Copy all entries without alteration and skip the pictures they hold.

— Supplied data —
- - - - -

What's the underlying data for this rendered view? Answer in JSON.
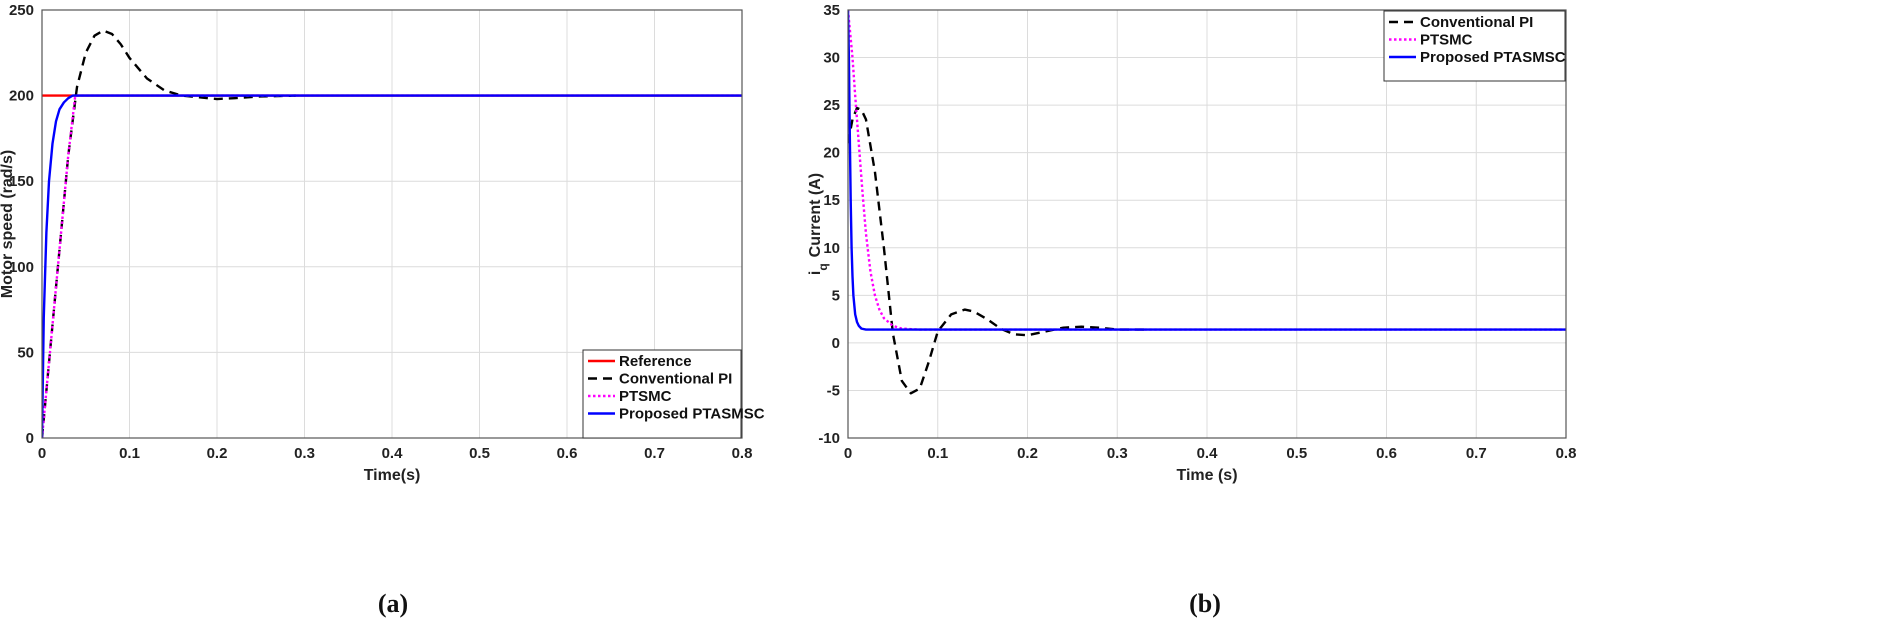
{
  "chart_data": [
    {
      "type": "line",
      "panel_label": "(a)",
      "xlabel": "Time(s)",
      "ylabel": "Motor speed (rad/s)",
      "xlim": [
        0,
        0.8
      ],
      "ylim": [
        0,
        250
      ],
      "x_ticks": [
        "0",
        "0.1",
        "0.2",
        "0.3",
        "0.4",
        "0.5",
        "0.6",
        "0.7",
        "0.8"
      ],
      "y_ticks": [
        "0",
        "50",
        "100",
        "150",
        "200",
        "250"
      ],
      "grid": true,
      "legend_position": "bottom-right",
      "series": [
        {
          "name": "Reference",
          "color": "#ff0000",
          "style": "solid",
          "x": [
            0,
            0.8
          ],
          "y": [
            200,
            200
          ]
        },
        {
          "name": "Conventional PI",
          "color": "#000000",
          "style": "dashed",
          "x": [
            0,
            0.01,
            0.02,
            0.03,
            0.04,
            0.05,
            0.06,
            0.07,
            0.08,
            0.09,
            0.1,
            0.12,
            0.14,
            0.16,
            0.18,
            0.2,
            0.22,
            0.25,
            0.29
          ],
          "y": [
            0,
            55,
            110,
            165,
            205,
            225,
            235,
            238,
            236,
            230,
            222,
            210,
            203,
            200,
            199,
            198,
            198.5,
            199.5,
            200
          ]
        },
        {
          "name": "PTSMC",
          "color": "#ff00ff",
          "style": "dotted",
          "x": [
            0,
            0.01,
            0.02,
            0.03,
            0.038,
            0.8
          ],
          "y": [
            0,
            55,
            110,
            165,
            200,
            200
          ]
        },
        {
          "name": "Proposed PTASMSC",
          "color": "#0000ff",
          "style": "solid",
          "x": [
            0,
            0.002,
            0.005,
            0.008,
            0.012,
            0.016,
            0.02,
            0.025,
            0.03,
            0.035,
            0.8
          ],
          "y": [
            0,
            70,
            120,
            150,
            172,
            185,
            192,
            196,
            198.5,
            200,
            200
          ]
        }
      ]
    },
    {
      "type": "line",
      "panel_label": "(b)",
      "xlabel": "Time (s)",
      "ylabel_main": "i",
      "ylabel_sub": "q",
      "ylabel_rest": "Current (A)",
      "xlim": [
        0,
        0.8
      ],
      "ylim": [
        -10,
        35
      ],
      "x_ticks": [
        "0",
        "0.1",
        "0.2",
        "0.3",
        "0.4",
        "0.5",
        "0.6",
        "0.7",
        "0.8"
      ],
      "y_ticks": [
        "-10",
        "-5",
        "0",
        "5",
        "10",
        "15",
        "20",
        "25",
        "30",
        "35"
      ],
      "grid": true,
      "legend_position": "top-right",
      "series": [
        {
          "name": "Conventional PI",
          "color": "#000000",
          "style": "dashed",
          "x": [
            0,
            0.005,
            0.01,
            0.015,
            0.02,
            0.03,
            0.04,
            0.05,
            0.06,
            0.07,
            0.08,
            0.09,
            0.1,
            0.115,
            0.13,
            0.14,
            0.155,
            0.17,
            0.185,
            0.2,
            0.22,
            0.24,
            0.26,
            0.28,
            0.3,
            0.33
          ],
          "y": [
            21,
            23.5,
            24.7,
            24.5,
            23.5,
            18,
            10,
            1,
            -4,
            -5.3,
            -4.8,
            -2,
            1.2,
            3,
            3.5,
            3.3,
            2.5,
            1.5,
            0.9,
            0.8,
            1.2,
            1.6,
            1.7,
            1.6,
            1.4,
            1.4
          ]
        },
        {
          "name": "PTSMC",
          "color": "#ff00ff",
          "style": "dotted",
          "x": [
            0,
            0.002,
            0.005,
            0.008,
            0.012,
            0.016,
            0.02,
            0.025,
            0.03,
            0.035,
            0.04,
            0.05,
            0.06,
            0.08,
            0.8
          ],
          "y": [
            35,
            33,
            30,
            26,
            21,
            16,
            11.5,
            7.5,
            5,
            3.5,
            2.6,
            1.8,
            1.5,
            1.4,
            1.4
          ]
        },
        {
          "name": "Proposed PTASMSC",
          "color": "#0000ff",
          "style": "solid",
          "x": [
            0,
            0.001,
            0.002,
            0.003,
            0.004,
            0.005,
            0.006,
            0.008,
            0.01,
            0.012,
            0.015,
            0.02,
            0.8
          ],
          "y": [
            35,
            30,
            22,
            15,
            10,
            7,
            5,
            3,
            2.2,
            1.8,
            1.5,
            1.4,
            1.4
          ]
        }
      ]
    }
  ]
}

- - - - -

— Task response —
What's the underlying data for this rendered view? Answer in JSON.
{
  "chart_data": [
    {
      "type": "line",
      "panel_label": "(a)",
      "xlabel": "Time(s)",
      "ylabel": "Motor speed (rad/s)",
      "xlim": [
        0,
        0.8
      ],
      "ylim": [
        0,
        250
      ],
      "x_ticks": [
        "0",
        "0.1",
        "0.2",
        "0.3",
        "0.4",
        "0.5",
        "0.6",
        "0.7",
        "0.8"
      ],
      "y_ticks": [
        "0",
        "50",
        "100",
        "150",
        "200",
        "250"
      ],
      "grid": true,
      "legend_position": "bottom-right",
      "series": [
        {
          "name": "Reference",
          "color": "#ff0000",
          "style": "solid",
          "x": [
            0,
            0.8
          ],
          "y": [
            200,
            200
          ]
        },
        {
          "name": "Conventional PI",
          "color": "#000000",
          "style": "dashed",
          "x": [
            0,
            0.01,
            0.02,
            0.03,
            0.04,
            0.05,
            0.06,
            0.07,
            0.08,
            0.09,
            0.1,
            0.12,
            0.14,
            0.16,
            0.18,
            0.2,
            0.22,
            0.25,
            0.29
          ],
          "y": [
            0,
            55,
            110,
            165,
            205,
            225,
            235,
            238,
            236,
            230,
            222,
            210,
            203,
            200,
            199,
            198,
            198.5,
            199.5,
            200
          ]
        },
        {
          "name": "PTSMC",
          "color": "#ff00ff",
          "style": "dotted",
          "x": [
            0,
            0.01,
            0.02,
            0.03,
            0.038,
            0.8
          ],
          "y": [
            0,
            55,
            110,
            165,
            200,
            200
          ]
        },
        {
          "name": "Proposed PTASMSC",
          "color": "#0000ff",
          "style": "solid",
          "x": [
            0,
            0.002,
            0.005,
            0.008,
            0.012,
            0.016,
            0.02,
            0.025,
            0.03,
            0.035,
            0.8
          ],
          "y": [
            0,
            70,
            120,
            150,
            172,
            185,
            192,
            196,
            198.5,
            200,
            200
          ]
        }
      ]
    },
    {
      "type": "line",
      "panel_label": "(b)",
      "xlabel": "Time (s)",
      "ylabel_main": "i",
      "ylabel_sub": "q",
      "ylabel_rest": "Current (A)",
      "xlim": [
        0,
        0.8
      ],
      "ylim": [
        -10,
        35
      ],
      "x_ticks": [
        "0",
        "0.1",
        "0.2",
        "0.3",
        "0.4",
        "0.5",
        "0.6",
        "0.7",
        "0.8"
      ],
      "y_ticks": [
        "-10",
        "-5",
        "0",
        "5",
        "10",
        "15",
        "20",
        "25",
        "30",
        "35"
      ],
      "grid": true,
      "legend_position": "top-right",
      "series": [
        {
          "name": "Conventional PI",
          "color": "#000000",
          "style": "dashed",
          "x": [
            0,
            0.005,
            0.01,
            0.015,
            0.02,
            0.03,
            0.04,
            0.05,
            0.06,
            0.07,
            0.08,
            0.09,
            0.1,
            0.115,
            0.13,
            0.14,
            0.155,
            0.17,
            0.185,
            0.2,
            0.22,
            0.24,
            0.26,
            0.28,
            0.3,
            0.33
          ],
          "y": [
            21,
            23.5,
            24.7,
            24.5,
            23.5,
            18,
            10,
            1,
            -4,
            -5.3,
            -4.8,
            -2,
            1.2,
            3,
            3.5,
            3.3,
            2.5,
            1.5,
            0.9,
            0.8,
            1.2,
            1.6,
            1.7,
            1.6,
            1.4,
            1.4
          ]
        },
        {
          "name": "PTSMC",
          "color": "#ff00ff",
          "style": "dotted",
          "x": [
            0,
            0.002,
            0.005,
            0.008,
            0.012,
            0.016,
            0.02,
            0.025,
            0.03,
            0.035,
            0.04,
            0.05,
            0.06,
            0.08,
            0.8
          ],
          "y": [
            35,
            33,
            30,
            26,
            21,
            16,
            11.5,
            7.5,
            5,
            3.5,
            2.6,
            1.8,
            1.5,
            1.4,
            1.4
          ]
        },
        {
          "name": "Proposed PTASMSC",
          "color": "#0000ff",
          "style": "solid",
          "x": [
            0,
            0.001,
            0.002,
            0.003,
            0.004,
            0.005,
            0.006,
            0.008,
            0.01,
            0.012,
            0.015,
            0.02,
            0.8
          ],
          "y": [
            35,
            30,
            22,
            15,
            10,
            7,
            5,
            3,
            2.2,
            1.8,
            1.5,
            1.4,
            1.4
          ]
        }
      ]
    }
  ]
}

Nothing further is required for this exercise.